** START Excerpted records **

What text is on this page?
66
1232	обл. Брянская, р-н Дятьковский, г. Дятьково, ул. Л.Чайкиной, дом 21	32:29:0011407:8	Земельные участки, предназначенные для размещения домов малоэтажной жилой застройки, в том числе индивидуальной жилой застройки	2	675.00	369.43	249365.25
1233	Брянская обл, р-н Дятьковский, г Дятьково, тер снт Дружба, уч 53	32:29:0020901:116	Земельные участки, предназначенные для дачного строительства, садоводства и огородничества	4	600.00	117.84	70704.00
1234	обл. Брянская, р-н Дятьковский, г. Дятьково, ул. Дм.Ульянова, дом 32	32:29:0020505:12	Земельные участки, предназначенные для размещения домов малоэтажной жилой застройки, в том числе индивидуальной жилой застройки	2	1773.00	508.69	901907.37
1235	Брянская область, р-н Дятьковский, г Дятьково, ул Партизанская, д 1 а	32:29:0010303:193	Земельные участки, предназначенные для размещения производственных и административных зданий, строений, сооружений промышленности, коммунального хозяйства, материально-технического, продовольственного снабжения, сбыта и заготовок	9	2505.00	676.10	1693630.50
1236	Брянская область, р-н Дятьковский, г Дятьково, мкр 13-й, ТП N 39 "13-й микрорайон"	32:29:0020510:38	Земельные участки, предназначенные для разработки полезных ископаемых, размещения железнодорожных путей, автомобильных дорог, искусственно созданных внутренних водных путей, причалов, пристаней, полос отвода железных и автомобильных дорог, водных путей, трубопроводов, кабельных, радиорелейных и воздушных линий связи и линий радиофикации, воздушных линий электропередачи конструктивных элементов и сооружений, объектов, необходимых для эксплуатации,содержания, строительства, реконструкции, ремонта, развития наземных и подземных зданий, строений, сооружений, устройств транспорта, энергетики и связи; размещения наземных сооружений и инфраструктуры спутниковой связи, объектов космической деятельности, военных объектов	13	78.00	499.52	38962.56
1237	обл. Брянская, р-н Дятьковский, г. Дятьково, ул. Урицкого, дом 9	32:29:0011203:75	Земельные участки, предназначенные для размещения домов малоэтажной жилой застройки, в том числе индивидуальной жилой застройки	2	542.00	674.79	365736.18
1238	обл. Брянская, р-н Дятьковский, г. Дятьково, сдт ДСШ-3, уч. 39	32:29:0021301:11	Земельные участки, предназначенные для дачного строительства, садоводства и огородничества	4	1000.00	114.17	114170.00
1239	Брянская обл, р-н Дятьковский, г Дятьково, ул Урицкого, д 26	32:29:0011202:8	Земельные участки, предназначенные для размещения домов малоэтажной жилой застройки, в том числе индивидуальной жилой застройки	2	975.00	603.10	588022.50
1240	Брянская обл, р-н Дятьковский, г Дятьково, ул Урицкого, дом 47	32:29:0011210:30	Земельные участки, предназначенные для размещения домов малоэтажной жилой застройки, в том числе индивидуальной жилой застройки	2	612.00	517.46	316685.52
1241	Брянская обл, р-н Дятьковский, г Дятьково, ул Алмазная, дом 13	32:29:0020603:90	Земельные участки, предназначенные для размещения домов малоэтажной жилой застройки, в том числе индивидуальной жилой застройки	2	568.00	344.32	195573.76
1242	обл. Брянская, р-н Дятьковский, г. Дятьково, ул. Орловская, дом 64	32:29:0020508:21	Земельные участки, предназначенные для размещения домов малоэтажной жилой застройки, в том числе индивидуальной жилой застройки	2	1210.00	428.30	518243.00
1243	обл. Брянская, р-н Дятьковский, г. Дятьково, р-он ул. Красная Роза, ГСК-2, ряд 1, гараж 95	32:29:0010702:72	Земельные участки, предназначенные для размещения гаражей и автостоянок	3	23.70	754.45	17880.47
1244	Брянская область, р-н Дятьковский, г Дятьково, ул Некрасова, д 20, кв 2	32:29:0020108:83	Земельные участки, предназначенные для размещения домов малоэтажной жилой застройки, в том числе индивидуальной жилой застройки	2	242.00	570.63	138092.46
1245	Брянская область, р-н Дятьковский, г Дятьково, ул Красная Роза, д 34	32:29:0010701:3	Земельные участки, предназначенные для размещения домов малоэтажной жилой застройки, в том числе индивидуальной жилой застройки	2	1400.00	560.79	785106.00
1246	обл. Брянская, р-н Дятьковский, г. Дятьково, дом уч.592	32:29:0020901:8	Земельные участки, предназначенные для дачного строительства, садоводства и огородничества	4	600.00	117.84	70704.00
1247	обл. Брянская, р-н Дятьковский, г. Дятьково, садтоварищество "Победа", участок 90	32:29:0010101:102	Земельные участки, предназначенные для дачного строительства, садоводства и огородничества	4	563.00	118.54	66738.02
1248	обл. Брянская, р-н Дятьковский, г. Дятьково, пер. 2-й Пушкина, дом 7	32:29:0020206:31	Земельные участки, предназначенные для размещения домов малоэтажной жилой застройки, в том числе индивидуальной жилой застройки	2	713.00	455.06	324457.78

** END Excerpted records **
** START Excerpted records **

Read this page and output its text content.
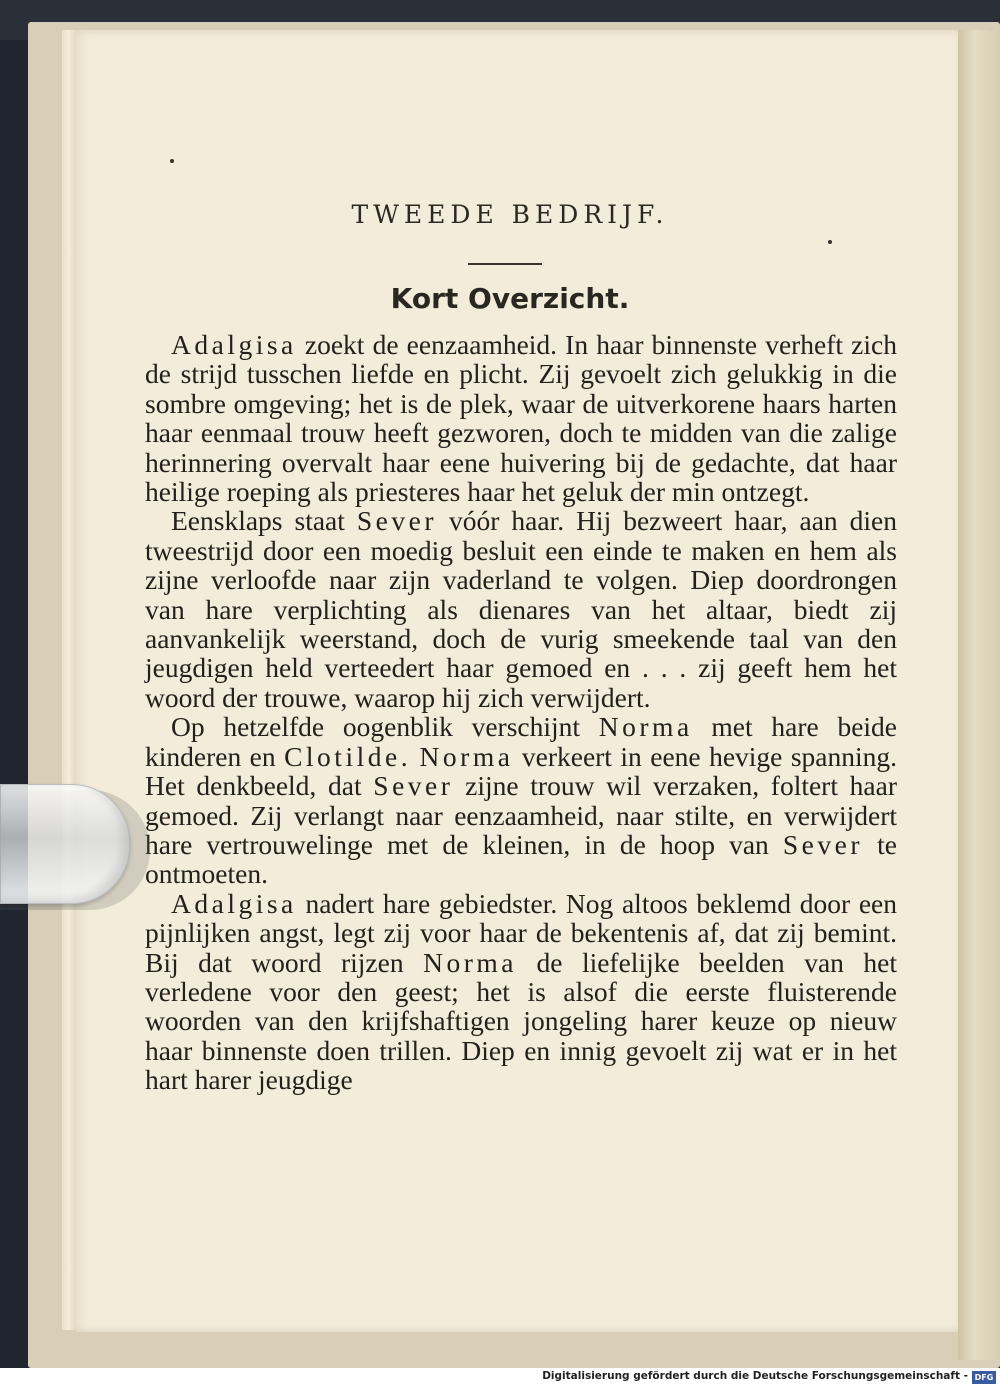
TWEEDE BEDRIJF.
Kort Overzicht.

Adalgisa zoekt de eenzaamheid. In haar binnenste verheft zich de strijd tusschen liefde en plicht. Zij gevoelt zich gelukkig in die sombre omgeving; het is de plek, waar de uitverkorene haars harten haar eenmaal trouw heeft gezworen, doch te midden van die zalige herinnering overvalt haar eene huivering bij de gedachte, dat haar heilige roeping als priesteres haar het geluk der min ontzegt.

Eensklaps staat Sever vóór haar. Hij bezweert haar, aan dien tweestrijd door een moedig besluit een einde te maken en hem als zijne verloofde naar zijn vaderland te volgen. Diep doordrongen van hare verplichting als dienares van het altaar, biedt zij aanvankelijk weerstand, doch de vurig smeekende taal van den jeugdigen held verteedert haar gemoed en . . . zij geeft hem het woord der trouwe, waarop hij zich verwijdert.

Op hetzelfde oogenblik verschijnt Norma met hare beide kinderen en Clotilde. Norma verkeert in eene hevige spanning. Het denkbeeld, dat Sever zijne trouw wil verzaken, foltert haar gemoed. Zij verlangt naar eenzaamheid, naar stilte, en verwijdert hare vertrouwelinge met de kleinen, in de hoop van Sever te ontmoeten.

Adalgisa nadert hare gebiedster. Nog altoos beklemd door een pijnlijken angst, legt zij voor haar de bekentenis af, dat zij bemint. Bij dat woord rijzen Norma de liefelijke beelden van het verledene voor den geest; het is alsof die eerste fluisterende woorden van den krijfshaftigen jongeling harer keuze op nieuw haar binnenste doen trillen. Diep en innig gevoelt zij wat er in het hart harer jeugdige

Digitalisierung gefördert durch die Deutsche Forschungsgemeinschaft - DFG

** END Excerpted records **

### What is required
Find every line in the entries that includes the word "Красная", then state how many there are and nothing else.

### Solution for this task
2